INPUT MATERIAL>
——
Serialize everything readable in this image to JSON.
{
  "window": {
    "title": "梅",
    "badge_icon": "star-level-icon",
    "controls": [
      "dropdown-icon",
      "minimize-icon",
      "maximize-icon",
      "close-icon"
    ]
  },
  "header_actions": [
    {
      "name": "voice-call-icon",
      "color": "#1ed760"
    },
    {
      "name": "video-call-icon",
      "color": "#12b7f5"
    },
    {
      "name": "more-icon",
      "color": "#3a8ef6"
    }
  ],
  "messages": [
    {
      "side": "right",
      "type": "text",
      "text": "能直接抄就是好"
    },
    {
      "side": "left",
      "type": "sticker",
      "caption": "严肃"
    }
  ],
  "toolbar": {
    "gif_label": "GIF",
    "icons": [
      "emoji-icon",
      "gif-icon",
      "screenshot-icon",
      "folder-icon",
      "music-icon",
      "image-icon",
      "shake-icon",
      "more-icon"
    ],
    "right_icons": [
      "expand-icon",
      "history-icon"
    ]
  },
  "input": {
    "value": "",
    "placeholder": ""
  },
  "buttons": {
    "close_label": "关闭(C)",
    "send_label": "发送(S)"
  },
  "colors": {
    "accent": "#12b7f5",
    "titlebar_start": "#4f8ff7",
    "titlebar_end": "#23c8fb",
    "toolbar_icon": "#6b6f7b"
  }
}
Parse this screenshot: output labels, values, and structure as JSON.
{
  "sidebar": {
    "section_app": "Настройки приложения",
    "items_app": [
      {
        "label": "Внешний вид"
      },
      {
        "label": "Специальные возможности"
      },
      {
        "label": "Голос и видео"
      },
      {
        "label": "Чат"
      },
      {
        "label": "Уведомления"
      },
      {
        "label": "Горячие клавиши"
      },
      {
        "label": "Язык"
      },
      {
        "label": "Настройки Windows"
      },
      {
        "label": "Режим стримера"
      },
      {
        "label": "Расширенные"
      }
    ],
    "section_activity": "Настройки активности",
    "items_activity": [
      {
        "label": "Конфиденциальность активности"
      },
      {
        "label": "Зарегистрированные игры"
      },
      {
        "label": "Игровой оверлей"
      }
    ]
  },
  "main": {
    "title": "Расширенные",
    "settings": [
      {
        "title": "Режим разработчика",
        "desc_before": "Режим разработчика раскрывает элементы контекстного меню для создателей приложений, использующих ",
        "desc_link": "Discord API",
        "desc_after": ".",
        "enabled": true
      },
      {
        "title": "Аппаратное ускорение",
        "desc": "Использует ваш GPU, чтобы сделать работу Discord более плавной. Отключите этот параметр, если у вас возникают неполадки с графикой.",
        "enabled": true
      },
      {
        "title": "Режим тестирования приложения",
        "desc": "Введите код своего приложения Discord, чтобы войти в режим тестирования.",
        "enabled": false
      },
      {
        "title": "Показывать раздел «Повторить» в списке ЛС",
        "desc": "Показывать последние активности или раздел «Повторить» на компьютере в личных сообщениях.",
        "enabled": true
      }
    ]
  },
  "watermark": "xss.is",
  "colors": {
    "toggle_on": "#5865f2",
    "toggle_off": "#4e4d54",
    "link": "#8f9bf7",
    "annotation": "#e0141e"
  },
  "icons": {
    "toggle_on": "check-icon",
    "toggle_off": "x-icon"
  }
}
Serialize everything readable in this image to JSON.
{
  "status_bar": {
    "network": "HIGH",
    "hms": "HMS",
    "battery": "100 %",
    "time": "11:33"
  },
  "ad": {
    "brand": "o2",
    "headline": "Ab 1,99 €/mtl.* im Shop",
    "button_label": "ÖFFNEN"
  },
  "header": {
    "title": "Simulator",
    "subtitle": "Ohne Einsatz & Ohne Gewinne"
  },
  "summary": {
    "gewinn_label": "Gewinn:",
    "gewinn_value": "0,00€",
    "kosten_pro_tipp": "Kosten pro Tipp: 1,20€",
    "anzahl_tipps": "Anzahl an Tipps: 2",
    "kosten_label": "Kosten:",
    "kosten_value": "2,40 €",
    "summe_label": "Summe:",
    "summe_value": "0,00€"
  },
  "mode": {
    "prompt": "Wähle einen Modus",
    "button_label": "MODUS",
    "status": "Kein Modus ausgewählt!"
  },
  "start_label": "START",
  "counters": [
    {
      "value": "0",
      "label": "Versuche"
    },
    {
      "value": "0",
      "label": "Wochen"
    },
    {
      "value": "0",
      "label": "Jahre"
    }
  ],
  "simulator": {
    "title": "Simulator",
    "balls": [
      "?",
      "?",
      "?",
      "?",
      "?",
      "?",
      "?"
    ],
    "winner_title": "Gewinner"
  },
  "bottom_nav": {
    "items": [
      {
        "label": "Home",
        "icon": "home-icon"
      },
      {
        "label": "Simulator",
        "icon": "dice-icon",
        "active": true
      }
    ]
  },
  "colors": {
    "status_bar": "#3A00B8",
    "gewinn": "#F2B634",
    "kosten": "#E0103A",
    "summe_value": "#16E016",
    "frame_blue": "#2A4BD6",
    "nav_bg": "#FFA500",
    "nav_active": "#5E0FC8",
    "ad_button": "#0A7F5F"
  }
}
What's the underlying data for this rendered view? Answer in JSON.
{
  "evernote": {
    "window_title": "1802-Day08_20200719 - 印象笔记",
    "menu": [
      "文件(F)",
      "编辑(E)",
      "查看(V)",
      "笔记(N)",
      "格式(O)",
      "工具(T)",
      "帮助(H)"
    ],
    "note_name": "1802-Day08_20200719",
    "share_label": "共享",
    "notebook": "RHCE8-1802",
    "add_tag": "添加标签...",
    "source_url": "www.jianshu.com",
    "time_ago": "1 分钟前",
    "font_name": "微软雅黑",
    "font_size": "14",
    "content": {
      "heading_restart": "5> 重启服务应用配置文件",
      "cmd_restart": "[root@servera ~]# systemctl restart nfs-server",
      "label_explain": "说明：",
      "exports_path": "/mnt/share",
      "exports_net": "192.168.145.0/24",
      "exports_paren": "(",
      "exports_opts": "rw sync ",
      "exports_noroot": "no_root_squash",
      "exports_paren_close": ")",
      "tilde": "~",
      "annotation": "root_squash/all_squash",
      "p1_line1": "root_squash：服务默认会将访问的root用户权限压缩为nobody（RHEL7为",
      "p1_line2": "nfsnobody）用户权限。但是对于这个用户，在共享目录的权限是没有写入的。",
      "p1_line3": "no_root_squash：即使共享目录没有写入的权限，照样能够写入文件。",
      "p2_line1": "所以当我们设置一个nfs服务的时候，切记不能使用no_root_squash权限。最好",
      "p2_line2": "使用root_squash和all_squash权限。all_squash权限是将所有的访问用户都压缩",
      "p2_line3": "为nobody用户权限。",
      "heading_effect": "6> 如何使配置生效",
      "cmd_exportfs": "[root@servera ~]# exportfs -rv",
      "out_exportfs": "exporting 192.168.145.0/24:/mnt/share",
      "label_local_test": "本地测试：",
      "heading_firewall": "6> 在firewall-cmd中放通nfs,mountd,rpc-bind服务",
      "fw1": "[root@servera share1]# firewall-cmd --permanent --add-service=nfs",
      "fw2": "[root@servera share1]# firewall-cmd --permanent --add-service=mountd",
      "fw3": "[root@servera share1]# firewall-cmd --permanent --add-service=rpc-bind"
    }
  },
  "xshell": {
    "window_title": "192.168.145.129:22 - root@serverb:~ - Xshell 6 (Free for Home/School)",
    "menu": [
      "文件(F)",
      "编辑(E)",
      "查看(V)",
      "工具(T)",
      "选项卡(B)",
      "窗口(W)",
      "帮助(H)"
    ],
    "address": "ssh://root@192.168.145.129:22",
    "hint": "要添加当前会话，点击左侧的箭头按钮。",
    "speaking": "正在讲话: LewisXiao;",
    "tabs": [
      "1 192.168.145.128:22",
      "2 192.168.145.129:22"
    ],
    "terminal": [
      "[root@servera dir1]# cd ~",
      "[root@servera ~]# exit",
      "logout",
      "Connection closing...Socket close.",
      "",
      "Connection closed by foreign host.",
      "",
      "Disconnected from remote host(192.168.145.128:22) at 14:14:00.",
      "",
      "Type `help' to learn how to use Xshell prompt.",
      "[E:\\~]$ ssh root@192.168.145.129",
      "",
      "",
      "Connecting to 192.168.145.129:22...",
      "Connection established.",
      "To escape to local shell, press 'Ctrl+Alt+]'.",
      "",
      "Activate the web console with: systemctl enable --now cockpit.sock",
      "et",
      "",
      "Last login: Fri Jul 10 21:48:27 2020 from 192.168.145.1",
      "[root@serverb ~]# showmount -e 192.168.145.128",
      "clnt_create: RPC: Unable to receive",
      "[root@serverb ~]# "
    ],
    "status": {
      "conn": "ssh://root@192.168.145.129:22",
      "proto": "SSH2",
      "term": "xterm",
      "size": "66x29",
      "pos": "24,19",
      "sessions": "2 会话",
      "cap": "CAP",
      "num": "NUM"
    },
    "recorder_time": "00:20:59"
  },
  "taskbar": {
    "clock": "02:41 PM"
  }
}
——
PROBLEM STATEMENT>
Identify every line above with the string "Connection" in it. Copy those lines.

ANSWER IN FULL>
      "Connection closing...Socket close.",
      "Connection closed by foreign host.",
      "Connection established.",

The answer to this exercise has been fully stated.